- FRAGMENTO DE LECTURA -

______

«Una carga de dolores indeciblemente pesada...»
Este salmo, muy
conocido por todo cristiano familiarizado con la Escritura, casi no menciona
-salvo por una idea general- las consecuencias de la obra de Cristo. Éstas son
desarrolladas más extensamente en otros salmos y, en lo concerniente a la
Iglesia, en el Nuevo Testamento. Pero todo lo que encontramos en los salmos, en
cuanto a experiencias individuales (por ejemplo en el Salmo 32) o en cuanto a
bendiciones para el pueblo o para la tierra entera, tiene su fundamento aquí.
En efecto, este salmo se caracteriza por poner ante los creyentes al propio
Cristo en sus sufrimientos infinitos e infinitamente variados, y sobre todo en
el sufrimiento supremo sin el cual todos los otros no habrían tenido ningún
efecto a nuestro favor, a saber, el sufrimiento de ser abandonado por Dios. De
este salmo se puede decir con propiedad, pues, que constituye el centro moral
del libro de los Salmos, pues nos muestra la obra del Señor Jesús, la que hace
posibles todas las bendiciones contenidas en el resto del libro y el
cumplimiento del consejo de Dios para con su pueblo y para con la tierra.

______

- MATERIAL -
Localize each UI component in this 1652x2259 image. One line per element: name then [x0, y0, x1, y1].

______

- POR HACER -
a) Responde según el fragmento sobre el salmo:
(i) ¿Qué salmo se pone como ejemplo de experiencias individuales?
(ii) ¿Cuál es el sufrimiento supremo de Cristo?
(iii) ¿Qué constituye este salmo dentro del libro de los Salmos?
b) Enumera los nombres de libros o partes de la Biblia que el fragmento sobre el salmo escribe con mayúscula inicial.
c) Prosigue el fragmento sobre el salmo a partir de su última oración.

- LISTA DE RESPUESTAS -
a)
(i) El Salmo 32.
(ii) El sufrimiento de ser abandonado por Dios.
(iii) El centro moral del libro.

b)
la Escritura
el Nuevo Testamento
el Salmo 32
el libro de los Salmos

c)
Estamos aquí en presencia de lo que está en el corazón mismo del pensamiento de
Dios con respecto a su gloria y también con respecto a nuestra bendición: los
sufrimientos de Cristo durante las tres últimas horas de la cruz. Es un hecho
curioso y humillante nuestra propensión a descuidar a menudo este tema mayor
para ocupamos en cosas de un orden inferior. Pero, evidentemente, se trata del
tema más difícil de meditar, pues exige el más ejercitado y el más serio estado
de alma. Se puede disertar sobre las bendiciones cristianas, pues ello tiene su
debido lugar y constituye una preciosa fuente de aliento y consuelo; pero, sin
embargo, no debe perderse de vista que todas las bendiciones del creyente no
son más que el fruto de este sufrimiento. Además, en el tema central que consideramos
hay, por sobre todo, una fuente de luz como no la encontramos en ninguna otra
parte. Ello nos invita a detenernos allí con el socorro del Espíritu de Dios,
seguros de que, si podemos asomarnos con santo temor sobre este infinito, ello
será para bien de todos nosotros.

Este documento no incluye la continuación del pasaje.